[What the task requires] Identify, in the records below, every line where the string "icon" appears, and copy each such line.

════════════════════

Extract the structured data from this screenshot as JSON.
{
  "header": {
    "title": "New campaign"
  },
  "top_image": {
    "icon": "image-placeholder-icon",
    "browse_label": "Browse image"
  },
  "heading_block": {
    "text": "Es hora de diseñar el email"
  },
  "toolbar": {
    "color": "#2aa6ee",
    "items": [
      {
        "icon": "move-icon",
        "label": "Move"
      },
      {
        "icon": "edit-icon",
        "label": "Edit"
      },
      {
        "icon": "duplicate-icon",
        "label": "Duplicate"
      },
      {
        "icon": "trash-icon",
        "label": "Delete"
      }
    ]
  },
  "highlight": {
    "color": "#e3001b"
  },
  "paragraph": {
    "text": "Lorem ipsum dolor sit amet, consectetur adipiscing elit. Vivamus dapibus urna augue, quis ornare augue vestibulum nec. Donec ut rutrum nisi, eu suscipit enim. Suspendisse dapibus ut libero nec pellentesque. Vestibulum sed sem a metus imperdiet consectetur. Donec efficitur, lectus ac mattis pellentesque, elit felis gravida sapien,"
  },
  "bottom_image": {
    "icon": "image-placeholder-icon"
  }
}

════════════════════

[Correct response]
    "icon": "image-placeholder-icon",
        "icon": "move-icon",
        "icon": "edit-icon",
        "icon": "duplicate-icon",
        "icon": "trash-icon",
    "icon": "image-placeholder-icon"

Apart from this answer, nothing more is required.